§ **Instructions for the task**
Print each of the following records again line for line, changing nothing.

§ **Information supplied**
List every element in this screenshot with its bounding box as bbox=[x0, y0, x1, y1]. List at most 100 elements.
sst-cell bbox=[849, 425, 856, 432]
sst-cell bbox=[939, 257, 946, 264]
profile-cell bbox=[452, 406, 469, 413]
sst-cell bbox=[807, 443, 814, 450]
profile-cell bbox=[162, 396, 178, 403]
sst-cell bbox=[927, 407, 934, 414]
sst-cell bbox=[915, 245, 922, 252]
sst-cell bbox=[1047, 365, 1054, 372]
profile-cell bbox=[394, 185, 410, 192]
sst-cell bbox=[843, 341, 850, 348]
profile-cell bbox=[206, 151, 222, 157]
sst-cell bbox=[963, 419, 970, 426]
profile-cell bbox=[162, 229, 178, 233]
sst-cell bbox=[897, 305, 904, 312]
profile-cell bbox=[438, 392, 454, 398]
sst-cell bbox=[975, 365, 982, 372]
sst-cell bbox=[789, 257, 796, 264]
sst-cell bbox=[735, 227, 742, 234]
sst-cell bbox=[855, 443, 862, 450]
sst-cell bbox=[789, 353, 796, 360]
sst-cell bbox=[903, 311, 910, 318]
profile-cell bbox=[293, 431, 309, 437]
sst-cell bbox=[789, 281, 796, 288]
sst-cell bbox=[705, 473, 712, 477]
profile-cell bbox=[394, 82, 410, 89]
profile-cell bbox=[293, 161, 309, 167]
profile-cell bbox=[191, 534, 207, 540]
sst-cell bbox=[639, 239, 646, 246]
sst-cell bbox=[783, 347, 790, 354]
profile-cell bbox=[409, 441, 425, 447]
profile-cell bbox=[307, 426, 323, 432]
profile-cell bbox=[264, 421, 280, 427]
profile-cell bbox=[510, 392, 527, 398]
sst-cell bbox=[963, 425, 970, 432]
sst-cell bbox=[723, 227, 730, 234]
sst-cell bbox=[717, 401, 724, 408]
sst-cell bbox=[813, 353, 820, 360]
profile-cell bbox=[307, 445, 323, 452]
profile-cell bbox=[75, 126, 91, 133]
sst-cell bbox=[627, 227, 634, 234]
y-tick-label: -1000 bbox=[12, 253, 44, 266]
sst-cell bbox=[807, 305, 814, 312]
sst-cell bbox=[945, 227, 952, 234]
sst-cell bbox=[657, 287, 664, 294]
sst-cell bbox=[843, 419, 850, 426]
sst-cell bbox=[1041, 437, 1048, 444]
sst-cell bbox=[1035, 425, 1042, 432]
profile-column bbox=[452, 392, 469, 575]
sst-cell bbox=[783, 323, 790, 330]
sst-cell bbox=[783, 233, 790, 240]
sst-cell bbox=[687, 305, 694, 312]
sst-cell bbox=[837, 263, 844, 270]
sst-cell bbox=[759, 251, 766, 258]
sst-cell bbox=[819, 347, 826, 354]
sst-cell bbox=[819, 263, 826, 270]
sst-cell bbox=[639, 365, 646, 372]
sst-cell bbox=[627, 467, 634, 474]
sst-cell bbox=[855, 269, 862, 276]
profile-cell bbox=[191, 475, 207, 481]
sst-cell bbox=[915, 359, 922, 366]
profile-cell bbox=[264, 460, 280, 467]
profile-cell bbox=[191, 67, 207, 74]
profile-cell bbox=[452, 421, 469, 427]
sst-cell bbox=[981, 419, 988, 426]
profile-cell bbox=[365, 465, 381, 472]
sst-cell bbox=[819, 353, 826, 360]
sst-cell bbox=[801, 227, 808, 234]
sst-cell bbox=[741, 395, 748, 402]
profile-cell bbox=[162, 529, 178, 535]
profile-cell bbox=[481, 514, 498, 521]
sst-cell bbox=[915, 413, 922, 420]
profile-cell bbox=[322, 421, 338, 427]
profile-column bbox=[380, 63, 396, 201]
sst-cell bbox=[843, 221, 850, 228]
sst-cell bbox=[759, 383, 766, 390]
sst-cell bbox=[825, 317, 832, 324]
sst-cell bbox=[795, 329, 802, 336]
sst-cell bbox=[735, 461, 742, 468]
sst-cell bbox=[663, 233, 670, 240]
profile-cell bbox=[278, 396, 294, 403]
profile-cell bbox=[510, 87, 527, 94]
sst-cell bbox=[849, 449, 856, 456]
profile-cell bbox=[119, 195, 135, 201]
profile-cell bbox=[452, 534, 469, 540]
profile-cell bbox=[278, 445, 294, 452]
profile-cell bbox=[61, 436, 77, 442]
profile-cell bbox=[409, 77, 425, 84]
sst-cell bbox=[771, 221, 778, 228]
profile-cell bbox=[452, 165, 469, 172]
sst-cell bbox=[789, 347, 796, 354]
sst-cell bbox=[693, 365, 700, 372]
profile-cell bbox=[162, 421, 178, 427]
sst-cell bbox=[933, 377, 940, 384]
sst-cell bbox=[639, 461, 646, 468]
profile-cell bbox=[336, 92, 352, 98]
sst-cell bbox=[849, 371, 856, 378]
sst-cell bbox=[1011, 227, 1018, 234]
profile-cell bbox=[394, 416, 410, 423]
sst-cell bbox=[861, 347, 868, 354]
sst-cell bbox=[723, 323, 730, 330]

§ **Solution to this exercise**
List every element in this screenshot with its bounding box as bbox=[x0, y0, x1, y1]. List at most 100 elements.
sst-cell bbox=[849, 425, 856, 432]
sst-cell bbox=[939, 257, 946, 264]
profile-cell bbox=[452, 406, 469, 413]
sst-cell bbox=[807, 443, 814, 450]
profile-cell bbox=[162, 396, 178, 403]
sst-cell bbox=[927, 407, 934, 414]
sst-cell bbox=[915, 245, 922, 252]
sst-cell bbox=[1047, 365, 1054, 372]
profile-cell bbox=[394, 185, 410, 192]
sst-cell bbox=[843, 341, 850, 348]
profile-cell bbox=[206, 151, 222, 157]
sst-cell bbox=[963, 419, 970, 426]
profile-cell bbox=[162, 229, 178, 233]
sst-cell bbox=[897, 305, 904, 312]
profile-cell bbox=[438, 392, 454, 398]
sst-cell bbox=[975, 365, 982, 372]
sst-cell bbox=[789, 257, 796, 264]
sst-cell bbox=[735, 227, 742, 234]
sst-cell bbox=[855, 443, 862, 450]
sst-cell bbox=[789, 353, 796, 360]
sst-cell bbox=[903, 311, 910, 318]
profile-cell bbox=[293, 431, 309, 437]
sst-cell bbox=[789, 281, 796, 288]
sst-cell bbox=[705, 473, 712, 477]
profile-cell bbox=[394, 82, 410, 89]
profile-cell bbox=[293, 161, 309, 167]
profile-cell bbox=[191, 534, 207, 540]
sst-cell bbox=[639, 239, 646, 246]
sst-cell bbox=[783, 347, 790, 354]
profile-cell bbox=[409, 441, 425, 447]
profile-cell bbox=[307, 426, 323, 432]
profile-cell bbox=[264, 421, 280, 427]
profile-cell bbox=[510, 392, 527, 398]
sst-cell bbox=[963, 425, 970, 432]
sst-cell bbox=[723, 227, 730, 234]
sst-cell bbox=[717, 401, 724, 408]
sst-cell bbox=[813, 353, 820, 360]
profile-cell bbox=[307, 445, 323, 452]
profile-cell bbox=[75, 126, 91, 133]
sst-cell bbox=[627, 227, 634, 234]
y-tick-label: -1000 bbox=[12, 253, 44, 266]
sst-cell bbox=[807, 305, 814, 312]
sst-cell bbox=[945, 227, 952, 234]
sst-cell bbox=[657, 287, 664, 294]
sst-cell bbox=[843, 419, 850, 426]
sst-cell bbox=[1041, 437, 1048, 444]
sst-cell bbox=[1035, 425, 1042, 432]
profile-column bbox=[452, 392, 469, 575]
sst-cell bbox=[783, 323, 790, 330]
sst-cell bbox=[783, 233, 790, 240]
sst-cell bbox=[687, 305, 694, 312]
sst-cell bbox=[837, 263, 844, 270]
sst-cell bbox=[759, 251, 766, 258]
sst-cell bbox=[819, 347, 826, 354]
sst-cell bbox=[819, 263, 826, 270]
sst-cell bbox=[639, 365, 646, 372]
sst-cell bbox=[627, 467, 634, 474]
sst-cell bbox=[855, 269, 862, 276]
profile-cell bbox=[191, 475, 207, 481]
sst-cell bbox=[915, 359, 922, 366]
profile-cell bbox=[264, 460, 280, 467]
profile-cell bbox=[191, 67, 207, 74]
profile-cell bbox=[452, 421, 469, 427]
sst-cell bbox=[981, 419, 988, 426]
profile-cell bbox=[365, 465, 381, 472]
sst-cell bbox=[819, 353, 826, 360]
sst-cell bbox=[801, 227, 808, 234]
sst-cell bbox=[741, 395, 748, 402]
profile-cell bbox=[162, 529, 178, 535]
profile-cell bbox=[481, 514, 498, 521]
sst-cell bbox=[915, 413, 922, 420]
profile-cell bbox=[322, 421, 338, 427]
profile-column bbox=[380, 63, 396, 201]
sst-cell bbox=[843, 221, 850, 228]
sst-cell bbox=[759, 383, 766, 390]
sst-cell bbox=[825, 317, 832, 324]
sst-cell bbox=[795, 329, 802, 336]
sst-cell bbox=[735, 461, 742, 468]
sst-cell bbox=[663, 233, 670, 240]
profile-cell bbox=[278, 396, 294, 403]
profile-cell bbox=[510, 87, 527, 94]
sst-cell bbox=[849, 449, 856, 456]
profile-cell bbox=[119, 195, 135, 201]
profile-cell bbox=[452, 534, 469, 540]
profile-cell bbox=[278, 445, 294, 452]
profile-cell bbox=[61, 436, 77, 442]
profile-cell bbox=[409, 77, 425, 84]
sst-cell bbox=[771, 221, 778, 228]
profile-cell bbox=[452, 165, 469, 172]
sst-cell bbox=[789, 347, 796, 354]
sst-cell bbox=[693, 365, 700, 372]
profile-cell bbox=[162, 421, 178, 427]
sst-cell bbox=[933, 377, 940, 384]
sst-cell bbox=[639, 461, 646, 468]
profile-cell bbox=[336, 92, 352, 98]
sst-cell bbox=[849, 371, 856, 378]
sst-cell bbox=[1011, 227, 1018, 234]
profile-cell bbox=[394, 416, 410, 423]
sst-cell bbox=[861, 347, 868, 354]
sst-cell bbox=[723, 323, 730, 330]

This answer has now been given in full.